Would you extract the whole listing below and retype it exactly?
----------------
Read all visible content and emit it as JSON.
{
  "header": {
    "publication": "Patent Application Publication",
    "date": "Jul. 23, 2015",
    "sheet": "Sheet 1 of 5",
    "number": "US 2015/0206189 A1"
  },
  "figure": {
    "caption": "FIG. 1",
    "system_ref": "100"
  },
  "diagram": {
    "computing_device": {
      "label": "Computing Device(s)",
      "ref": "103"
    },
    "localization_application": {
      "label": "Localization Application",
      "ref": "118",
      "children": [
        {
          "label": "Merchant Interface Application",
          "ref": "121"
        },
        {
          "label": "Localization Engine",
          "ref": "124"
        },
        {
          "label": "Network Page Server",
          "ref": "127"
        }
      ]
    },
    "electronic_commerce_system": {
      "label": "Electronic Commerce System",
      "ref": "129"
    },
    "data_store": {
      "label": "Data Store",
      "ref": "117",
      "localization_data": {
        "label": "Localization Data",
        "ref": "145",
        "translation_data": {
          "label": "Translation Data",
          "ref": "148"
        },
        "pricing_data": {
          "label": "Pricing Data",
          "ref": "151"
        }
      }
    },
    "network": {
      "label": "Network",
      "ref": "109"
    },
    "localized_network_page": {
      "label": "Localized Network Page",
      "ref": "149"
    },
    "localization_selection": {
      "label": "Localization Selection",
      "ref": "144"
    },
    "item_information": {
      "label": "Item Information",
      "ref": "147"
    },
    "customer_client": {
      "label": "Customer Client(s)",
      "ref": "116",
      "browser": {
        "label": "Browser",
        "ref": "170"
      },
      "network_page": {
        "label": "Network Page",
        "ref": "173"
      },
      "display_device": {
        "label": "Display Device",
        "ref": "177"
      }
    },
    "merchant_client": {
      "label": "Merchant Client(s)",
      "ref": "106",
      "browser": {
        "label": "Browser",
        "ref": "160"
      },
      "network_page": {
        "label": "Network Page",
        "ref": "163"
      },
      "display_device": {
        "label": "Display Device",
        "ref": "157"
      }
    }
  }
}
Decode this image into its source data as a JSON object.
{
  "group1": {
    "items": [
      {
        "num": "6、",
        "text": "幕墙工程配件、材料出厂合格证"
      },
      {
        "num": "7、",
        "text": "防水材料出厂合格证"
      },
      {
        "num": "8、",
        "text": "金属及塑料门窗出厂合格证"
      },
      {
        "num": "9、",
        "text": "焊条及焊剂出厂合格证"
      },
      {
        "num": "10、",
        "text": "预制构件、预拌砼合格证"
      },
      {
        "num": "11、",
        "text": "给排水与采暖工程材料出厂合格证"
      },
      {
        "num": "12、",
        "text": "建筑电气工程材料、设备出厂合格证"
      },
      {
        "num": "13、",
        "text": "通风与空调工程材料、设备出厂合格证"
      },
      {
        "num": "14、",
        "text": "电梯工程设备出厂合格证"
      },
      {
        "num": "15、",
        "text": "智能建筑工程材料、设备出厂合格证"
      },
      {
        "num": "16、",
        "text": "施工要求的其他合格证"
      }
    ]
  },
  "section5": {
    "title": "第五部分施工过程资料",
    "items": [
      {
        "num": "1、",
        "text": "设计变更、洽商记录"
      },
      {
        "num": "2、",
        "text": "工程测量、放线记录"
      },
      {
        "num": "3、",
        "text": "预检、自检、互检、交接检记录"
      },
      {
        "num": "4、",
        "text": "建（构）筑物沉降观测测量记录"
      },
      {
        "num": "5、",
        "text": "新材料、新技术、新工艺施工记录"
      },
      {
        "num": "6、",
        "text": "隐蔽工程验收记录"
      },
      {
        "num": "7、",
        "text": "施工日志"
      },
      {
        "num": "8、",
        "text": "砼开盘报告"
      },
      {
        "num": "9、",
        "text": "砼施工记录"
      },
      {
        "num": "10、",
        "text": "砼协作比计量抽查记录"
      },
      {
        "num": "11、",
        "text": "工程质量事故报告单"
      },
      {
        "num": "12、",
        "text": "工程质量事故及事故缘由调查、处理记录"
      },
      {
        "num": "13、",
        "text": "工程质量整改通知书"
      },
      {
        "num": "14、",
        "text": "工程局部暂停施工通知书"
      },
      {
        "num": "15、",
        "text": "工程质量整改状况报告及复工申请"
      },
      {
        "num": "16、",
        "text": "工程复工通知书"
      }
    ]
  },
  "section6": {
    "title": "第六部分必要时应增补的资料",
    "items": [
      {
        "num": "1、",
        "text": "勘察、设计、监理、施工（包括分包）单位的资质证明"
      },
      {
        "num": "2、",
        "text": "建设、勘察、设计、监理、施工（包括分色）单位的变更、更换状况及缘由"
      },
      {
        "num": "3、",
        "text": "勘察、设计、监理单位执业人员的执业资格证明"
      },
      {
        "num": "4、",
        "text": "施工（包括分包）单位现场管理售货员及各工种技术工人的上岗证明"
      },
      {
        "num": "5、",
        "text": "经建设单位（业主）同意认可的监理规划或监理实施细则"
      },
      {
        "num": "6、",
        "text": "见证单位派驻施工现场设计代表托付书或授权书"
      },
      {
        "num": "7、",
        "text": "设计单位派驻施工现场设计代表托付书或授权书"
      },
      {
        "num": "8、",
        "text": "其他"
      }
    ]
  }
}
----------------
**TASK ANSWER**
Read all visible content and emit it as JSON.
{
  "header": {
    "publication": "Patent Application Publication",
    "date": "Jul. 23, 2015",
    "sheet": "Sheet 1 of 5",
    "number": "US 2015/0206189 A1"
  },
  "figure": {
    "caption": "FIG. 1",
    "system_ref": "100"
  },
  "diagram": {
    "computing_device": {
      "label": "Computing Device(s)",
      "ref": "103"
    },
    "localization_application": {
      "label": "Localization Application",
      "ref": "118",
      "children": [
        {
          "label": "Merchant Interface Application",
          "ref": "121"
        },
        {
          "label": "Localization Engine",
          "ref": "124"
        },
        {
          "label": "Network Page Server",
          "ref": "127"
        }
      ]
    },
    "electronic_commerce_system": {
      "label": "Electronic Commerce System",
      "ref": "129"
    },
    "data_store": {
      "label": "Data Store",
      "ref": "117",
      "localization_data": {
        "label": "Localization Data",
        "ref": "145",
        "translation_data": {
          "label": "Translation Data",
          "ref": "148"
        },
        "pricing_data": {
          "label": "Pricing Data",
          "ref": "151"
        }
      }
    },
    "network": {
      "label": "Network",
      "ref": "109"
    },
    "localized_network_page": {
      "label": "Localized Network Page",
      "ref": "149"
    },
    "localization_selection": {
      "label": "Localization Selection",
      "ref": "144"
    },
    "item_information": {
      "label": "Item Information",
      "ref": "147"
    },
    "customer_client": {
      "label": "Customer Client(s)",
      "ref": "116",
      "browser": {
        "label": "Browser",
        "ref": "170"
      },
      "network_page": {
        "label": "Network Page",
        "ref": "173"
      },
      "display_device": {
        "label": "Display Device",
        "ref": "177"
      }
    },
    "merchant_client": {
      "label": "Merchant Client(s)",
      "ref": "106",
      "browser": {
        "label": "Browser",
        "ref": "160"
      },
      "network_page": {
        "label": "Network Page",
        "ref": "163"
      },
      "display_device": {
        "label": "Display Device",
        "ref": "157"
      }
    }
  }
}
Decode this image into its source data as a JSON object.
{
  "group1": {
    "items": [
      {
        "num": "6、",
        "text": "幕墙工程配件、材料出厂合格证"
      },
      {
        "num": "7、",
        "text": "防水材料出厂合格证"
      },
      {
        "num": "8、",
        "text": "金属及塑料门窗出厂合格证"
      },
      {
        "num": "9、",
        "text": "焊条及焊剂出厂合格证"
      },
      {
        "num": "10、",
        "text": "预制构件、预拌砼合格证"
      },
      {
        "num": "11、",
        "text": "给排水与采暖工程材料出厂合格证"
      },
      {
        "num": "12、",
        "text": "建筑电气工程材料、设备出厂合格证"
      },
      {
        "num": "13、",
        "text": "通风与空调工程材料、设备出厂合格证"
      },
      {
        "num": "14、",
        "text": "电梯工程设备出厂合格证"
      },
      {
        "num": "15、",
        "text": "智能建筑工程材料、设备出厂合格证"
      },
      {
        "num": "16、",
        "text": "施工要求的其他合格证"
      }
    ]
  },
  "section5": {
    "title": "第五部分施工过程资料",
    "items": [
      {
        "num": "1、",
        "text": "设计变更、洽商记录"
      },
      {
        "num": "2、",
        "text": "工程测量、放线记录"
      },
      {
        "num": "3、",
        "text": "预检、自检、互检、交接检记录"
      },
      {
        "num": "4、",
        "text": "建（构）筑物沉降观测测量记录"
      },
      {
        "num": "5、",
        "text": "新材料、新技术、新工艺施工记录"
      },
      {
        "num": "6、",
        "text": "隐蔽工程验收记录"
      },
      {
        "num": "7、",
        "text": "施工日志"
      },
      {
        "num": "8、",
        "text": "砼开盘报告"
      },
      {
        "num": "9、",
        "text": "砼施工记录"
      },
      {
        "num": "10、",
        "text": "砼协作比计量抽查记录"
      },
      {
        "num": "11、",
        "text": "工程质量事故报告单"
      },
      {
        "num": "12、",
        "text": "工程质量事故及事故缘由调查、处理记录"
      },
      {
        "num": "13、",
        "text": "工程质量整改通知书"
      },
      {
        "num": "14、",
        "text": "工程局部暂停施工通知书"
      },
      {
        "num": "15、",
        "text": "工程质量整改状况报告及复工申请"
      },
      {
        "num": "16、",
        "text": "工程复工通知书"
      }
    ]
  },
  "section6": {
    "title": "第六部分必要时应增补的资料",
    "items": [
      {
        "num": "1、",
        "text": "勘察、设计、监理、施工（包括分包）单位的资质证明"
      },
      {
        "num": "2、",
        "text": "建设、勘察、设计、监理、施工（包括分色）单位的变更、更换状况及缘由"
      },
      {
        "num": "3、",
        "text": "勘察、设计、监理单位执业人员的执业资格证明"
      },
      {
        "num": "4、",
        "text": "施工（包括分包）单位现场管理售货员及各工种技术工人的上岗证明"
      },
      {
        "num": "5、",
        "text": "经建设单位（业主）同意认可的监理规划或监理实施细则"
      },
      {
        "num": "6、",
        "text": "见证单位派驻施工现场设计代表托付书或授权书"
      },
      {
        "num": "7、",
        "text": "设计单位派驻施工现场设计代表托付书或授权书"
      },
      {
        "num": "8、",
        "text": "其他"
      }
    ]
  }
}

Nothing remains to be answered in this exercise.